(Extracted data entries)
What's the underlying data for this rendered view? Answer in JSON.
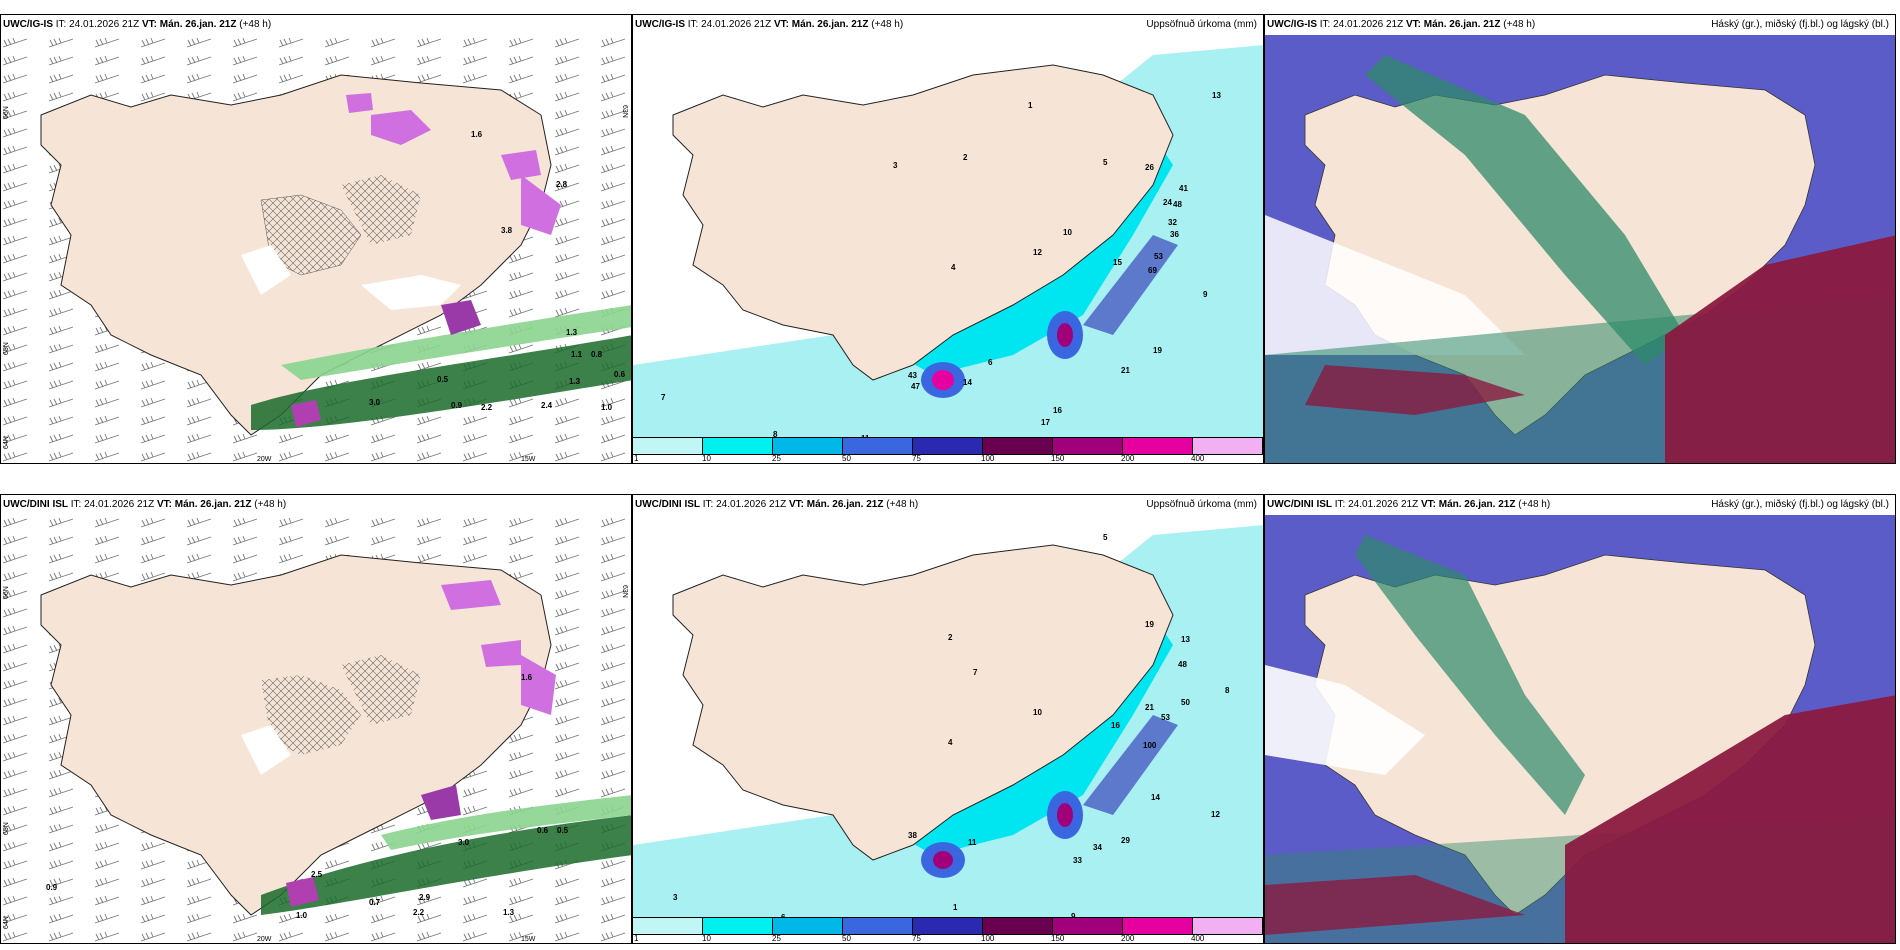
{
  "rows": [
    {
      "model": "UWC/IG-IS",
      "it": "IT: 24.01.2026 21Z",
      "vt_label": "VT:",
      "vt": "Mán. 26.jan. 21Z",
      "lead": "(+48 h)",
      "wind_labels": [
        "2.8",
        "1.6",
        "1.3",
        "1.1",
        "0.8",
        "0.6",
        "0.5",
        "1.3",
        "2.2",
        "3.0",
        "0.9",
        "2.4",
        "1.0",
        "3.8"
      ],
      "precip_labels": [
        "1",
        "2",
        "3",
        "4",
        "5",
        "6",
        "7",
        "8",
        "9",
        "10",
        "11",
        "12",
        "13",
        "14",
        "15",
        "16",
        "17",
        "19",
        "21",
        "24",
        "26",
        "32",
        "36",
        "41",
        "43",
        "47",
        "48",
        "53",
        "69"
      ],
      "axis_labels": [
        "66N",
        "65N",
        "64N",
        "63N",
        "20W",
        "15W"
      ]
    },
    {
      "model": "UWC/DINI ISL",
      "it": "IT: 24.01.2026 21Z",
      "vt_label": "VT:",
      "vt": "Mán. 26.jan. 21Z",
      "lead": "(+48 h)",
      "wind_labels": [
        "0.6",
        "0.5",
        "0.9",
        "2.5",
        "3.0",
        "2.2",
        "1.3",
        "0.7",
        "1.0",
        "2.9",
        "1.6"
      ],
      "precip_labels": [
        "1",
        "2",
        "3",
        "4",
        "5",
        "6",
        "7",
        "8",
        "9",
        "10",
        "11",
        "12",
        "13",
        "14",
        "16",
        "19",
        "21",
        "29",
        "33",
        "34",
        "38",
        "48",
        "50",
        "53",
        "100"
      ],
      "axis_labels": [
        "66N",
        "65N",
        "64N",
        "63N",
        "20W",
        "15W"
      ]
    }
  ],
  "panels": {
    "precip_title": "Uppsöfnuð úrkoma (mm)",
    "cloud_title": "Háský (gr.), miðský (fj.bl.) og lágský (bl.)"
  },
  "legend": {
    "labels": [
      "1",
      "10",
      "25",
      "50",
      "75",
      "100",
      "150",
      "200",
      "400"
    ],
    "colors": [
      "#c2f5f5",
      "#00f0f0",
      "#00b8e8",
      "#3a66e0",
      "#2a2ab0",
      "#6a0050",
      "#a0007a",
      "#e600a0",
      "#f2b0f2"
    ]
  },
  "colors": {
    "land": "#f6e5d6",
    "precip_light": "#a8f0f2",
    "precip_mid": "#00e6f0",
    "wind_green": "#1a6a2a",
    "snow_purple": "#d070e0",
    "high_cloud": "#5c5cc8",
    "mid_cloud": "#2e8a6a",
    "low_cloud": "#8a1a40"
  }
}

» PROBLEM TO WORK ON: Every entry above is to be set down exactly; the pictures are to be left out.

» SOLUTION TO THE PROBLEM:
What's the underlying data for this rendered view? Answer in JSON.
{
  "rows": [
    {
      "model": "UWC/IG-IS",
      "it": "IT: 24.01.2026 21Z",
      "vt_label": "VT:",
      "vt": "Mán. 26.jan. 21Z",
      "lead": "(+48 h)",
      "wind_labels": [
        "2.8",
        "1.6",
        "1.3",
        "1.1",
        "0.8",
        "0.6",
        "0.5",
        "1.3",
        "2.2",
        "3.0",
        "0.9",
        "2.4",
        "1.0",
        "3.8"
      ],
      "precip_labels": [
        "1",
        "2",
        "3",
        "4",
        "5",
        "6",
        "7",
        "8",
        "9",
        "10",
        "11",
        "12",
        "13",
        "14",
        "15",
        "16",
        "17",
        "19",
        "21",
        "24",
        "26",
        "32",
        "36",
        "41",
        "43",
        "47",
        "48",
        "53",
        "69"
      ],
      "axis_labels": [
        "66N",
        "65N",
        "64N",
        "63N",
        "20W",
        "15W"
      ]
    },
    {
      "model": "UWC/DINI ISL",
      "it": "IT: 24.01.2026 21Z",
      "vt_label": "VT:",
      "vt": "Mán. 26.jan. 21Z",
      "lead": "(+48 h)",
      "wind_labels": [
        "0.6",
        "0.5",
        "0.9",
        "2.5",
        "3.0",
        "2.2",
        "1.3",
        "0.7",
        "1.0",
        "2.9",
        "1.6"
      ],
      "precip_labels": [
        "1",
        "2",
        "3",
        "4",
        "5",
        "6",
        "7",
        "8",
        "9",
        "10",
        "11",
        "12",
        "13",
        "14",
        "16",
        "19",
        "21",
        "29",
        "33",
        "34",
        "38",
        "48",
        "50",
        "53",
        "100"
      ],
      "axis_labels": [
        "66N",
        "65N",
        "64N",
        "63N",
        "20W",
        "15W"
      ]
    }
  ],
  "panels": {
    "precip_title": "Uppsöfnuð úrkoma (mm)",
    "cloud_title": "Háský (gr.), miðský (fj.bl.) og lágský (bl.)"
  },
  "legend": {
    "labels": [
      "1",
      "10",
      "25",
      "50",
      "75",
      "100",
      "150",
      "200",
      "400"
    ],
    "colors": [
      "#c2f5f5",
      "#00f0f0",
      "#00b8e8",
      "#3a66e0",
      "#2a2ab0",
      "#6a0050",
      "#a0007a",
      "#e600a0",
      "#f2b0f2"
    ]
  },
  "colors": {
    "land": "#f6e5d6",
    "precip_light": "#a8f0f2",
    "precip_mid": "#00e6f0",
    "wind_green": "#1a6a2a",
    "snow_purple": "#d070e0",
    "high_cloud": "#5c5cc8",
    "mid_cloud": "#2e8a6a",
    "low_cloud": "#8a1a40"
  }
}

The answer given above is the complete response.